EXERCISE GOAL: Please reproduce the records below with every "line-series" relabeled as "curve" and nothing else changed.

*** DATASET RECORDS ***

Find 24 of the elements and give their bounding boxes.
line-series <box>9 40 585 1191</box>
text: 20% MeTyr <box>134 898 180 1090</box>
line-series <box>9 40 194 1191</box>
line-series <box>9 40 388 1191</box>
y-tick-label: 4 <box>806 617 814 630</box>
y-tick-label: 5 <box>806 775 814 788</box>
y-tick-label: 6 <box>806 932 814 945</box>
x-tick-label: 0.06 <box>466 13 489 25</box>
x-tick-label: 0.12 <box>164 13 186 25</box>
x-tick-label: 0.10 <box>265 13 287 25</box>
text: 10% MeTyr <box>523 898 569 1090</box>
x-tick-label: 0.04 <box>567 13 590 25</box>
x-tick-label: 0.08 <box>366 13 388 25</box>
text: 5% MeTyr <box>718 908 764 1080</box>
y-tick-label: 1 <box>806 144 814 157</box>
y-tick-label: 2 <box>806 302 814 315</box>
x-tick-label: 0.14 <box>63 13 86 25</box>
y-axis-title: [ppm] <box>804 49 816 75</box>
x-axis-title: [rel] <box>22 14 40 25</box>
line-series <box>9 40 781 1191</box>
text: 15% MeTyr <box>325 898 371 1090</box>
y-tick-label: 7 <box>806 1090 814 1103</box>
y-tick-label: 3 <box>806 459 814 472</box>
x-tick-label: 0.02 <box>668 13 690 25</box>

***

IN RESPONSE:
Find 24 of the elements and give their bounding boxes.
curve <box>9 40 585 1191</box>
text: 20% MeTyr <box>134 898 180 1090</box>
curve <box>9 40 194 1191</box>
curve <box>9 40 388 1191</box>
y-tick-label: 4 <box>806 617 814 630</box>
y-tick-label: 5 <box>806 775 814 788</box>
y-tick-label: 6 <box>806 932 814 945</box>
x-tick-label: 0.06 <box>466 13 489 25</box>
x-tick-label: 0.12 <box>164 13 186 25</box>
x-tick-label: 0.10 <box>265 13 287 25</box>
text: 10% MeTyr <box>523 898 569 1090</box>
x-tick-label: 0.04 <box>567 13 590 25</box>
x-tick-label: 0.08 <box>366 13 388 25</box>
text: 5% MeTyr <box>718 908 764 1080</box>
y-tick-label: 1 <box>806 144 814 157</box>
y-tick-label: 2 <box>806 302 814 315</box>
x-tick-label: 0.14 <box>63 13 86 25</box>
y-axis-title: [ppm] <box>804 49 816 75</box>
x-axis-title: [rel] <box>22 14 40 25</box>
curve <box>9 40 781 1191</box>
text: 15% MeTyr <box>325 898 371 1090</box>
y-tick-label: 7 <box>806 1090 814 1103</box>
y-tick-label: 3 <box>806 459 814 472</box>
x-tick-label: 0.02 <box>668 13 690 25</box>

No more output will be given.